◆ AIM OF THE EXERCISE
Reproduce the complete listing without any deviation.

Records from a dataset
......

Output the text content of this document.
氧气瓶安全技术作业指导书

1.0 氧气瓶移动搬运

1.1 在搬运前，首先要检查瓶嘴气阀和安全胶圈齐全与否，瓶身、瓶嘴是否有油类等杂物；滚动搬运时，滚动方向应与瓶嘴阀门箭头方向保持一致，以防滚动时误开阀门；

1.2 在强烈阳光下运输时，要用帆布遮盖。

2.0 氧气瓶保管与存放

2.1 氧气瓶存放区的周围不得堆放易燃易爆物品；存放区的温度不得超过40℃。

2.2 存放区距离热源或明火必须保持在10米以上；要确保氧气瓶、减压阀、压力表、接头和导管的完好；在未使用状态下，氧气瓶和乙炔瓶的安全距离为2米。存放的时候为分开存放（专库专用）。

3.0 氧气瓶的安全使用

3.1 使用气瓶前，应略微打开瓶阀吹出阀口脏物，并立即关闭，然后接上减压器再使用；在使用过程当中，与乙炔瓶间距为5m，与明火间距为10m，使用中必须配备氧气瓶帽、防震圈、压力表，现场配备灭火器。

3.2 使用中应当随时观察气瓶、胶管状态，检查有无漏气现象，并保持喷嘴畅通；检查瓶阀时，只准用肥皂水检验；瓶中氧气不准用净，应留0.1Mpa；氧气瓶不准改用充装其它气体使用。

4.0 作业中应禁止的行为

......

◆ RESPONSE TO THIS EXERCISE
Output the text content of this document.
氧气瓶安全技术作业指导书

1.0 氧气瓶移动搬运

1.1 在搬运前，首先要检查瓶嘴气阀和安全胶圈齐全与否，瓶身、瓶嘴是否有油类等杂物；滚动搬运时，滚动方向应与瓶嘴阀门箭头方向保持一致，以防滚动时误开阀门；

1.2 在强烈阳光下运输时，要用帆布遮盖。

2.0 氧气瓶保管与存放

2.1 氧气瓶存放区的周围不得堆放易燃易爆物品；存放区的温度不得超过40℃。

2.2 存放区距离热源或明火必须保持在10米以上；要确保氧气瓶、减压阀、压力表、接头和导管的完好；在未使用状态下，氧气瓶和乙炔瓶的安全距离为2米。存放的时候为分开存放（专库专用）。

3.0 氧气瓶的安全使用

3.1 使用气瓶前，应略微打开瓶阀吹出阀口脏物，并立即关闭，然后接上减压器再使用；在使用过程当中，与乙炔瓶间距为5m，与明火间距为10m，使用中必须配备氧气瓶帽、防震圈、压力表，现场配备灭火器。

3.2 使用中应当随时观察气瓶、胶管状态，检查有无漏气现象，并保持喷嘴畅通；检查瓶阀时，只准用肥皂水检验；瓶中氧气不准用净，应留0.1Mpa；氧气瓶不准改用充装其它气体使用。

4.0 作业中应禁止的行为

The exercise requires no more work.